** Opening Supplied entries block **

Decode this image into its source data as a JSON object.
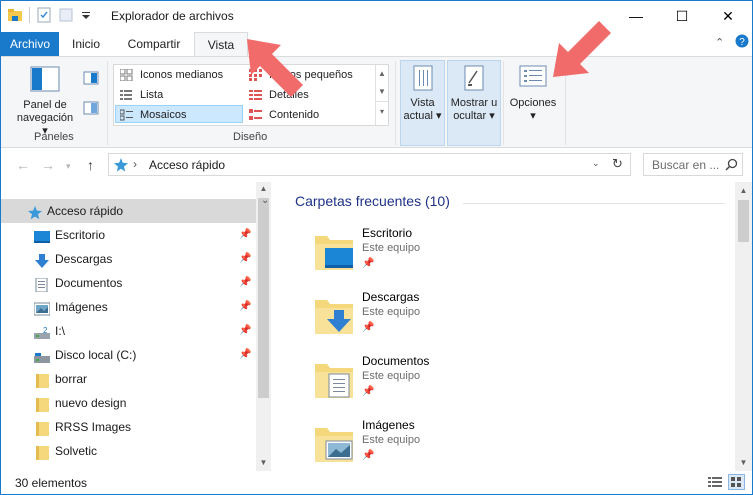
{
  "window": {
    "title": "Explorador de archivos",
    "controls": {
      "minimize": "—",
      "maximize": "☐",
      "close": "✕"
    }
  },
  "tabs": [
    {
      "label": "Archivo"
    },
    {
      "label": "Inicio"
    },
    {
      "label": "Compartir"
    },
    {
      "label": "Vista"
    }
  ],
  "ribbon": {
    "panes_group": {
      "nav_pane_line1": "Panel de",
      "nav_pane_line2": "navegación",
      "label": "Paneles"
    },
    "layout_group": {
      "items": [
        {
          "label": "Iconos medianos"
        },
        {
          "label": "Iconos pequeños"
        },
        {
          "label": "Lista"
        },
        {
          "label": "Detalles"
        },
        {
          "label": "Mosaicos"
        },
        {
          "label": "Contenido"
        }
      ],
      "selected": "Mosaicos",
      "label": "Diseño"
    },
    "current_view": {
      "line1": "Vista",
      "line2": "actual"
    },
    "show_hide": {
      "line1": "Mostrar u",
      "line2": "ocultar"
    },
    "options": {
      "label": "Opciones"
    }
  },
  "address": {
    "path": "Acceso rápido",
    "search_placeholder": "Buscar en ..."
  },
  "nav": {
    "items": [
      {
        "label": "Acceso rápido",
        "pinned": false
      },
      {
        "label": "Escritorio",
        "pinned": true
      },
      {
        "label": "Descargas",
        "pinned": true
      },
      {
        "label": "Documentos",
        "pinned": true
      },
      {
        "label": "Imágenes",
        "pinned": true
      },
      {
        "label": "I:\\",
        "pinned": true
      },
      {
        "label": "Disco local (C:)",
        "pinned": true
      },
      {
        "label": "borrar",
        "pinned": false
      },
      {
        "label": "nuevo design",
        "pinned": false
      },
      {
        "label": "RRSS Images",
        "pinned": false
      },
      {
        "label": "Solvetic",
        "pinned": false
      }
    ]
  },
  "content": {
    "section_title": "Carpetas frecuentes (10)",
    "tiles": [
      {
        "name": "Escritorio",
        "location": "Este equipo"
      },
      {
        "name": "Descargas",
        "location": "Este equipo"
      },
      {
        "name": "Documentos",
        "location": "Este equipo"
      },
      {
        "name": "Imágenes",
        "location": "Este equipo"
      }
    ]
  },
  "status": {
    "count": "30 elementos"
  },
  "colors": {
    "accent": "#1979ca",
    "selection": "#cce8ff",
    "folder": "#f5d77c",
    "annotation_arrow": "#f26b6b"
  }
}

** Closing Supplied entries block **

Once the lines containing "Acceso" in the data above are counted, give the total by itself.

2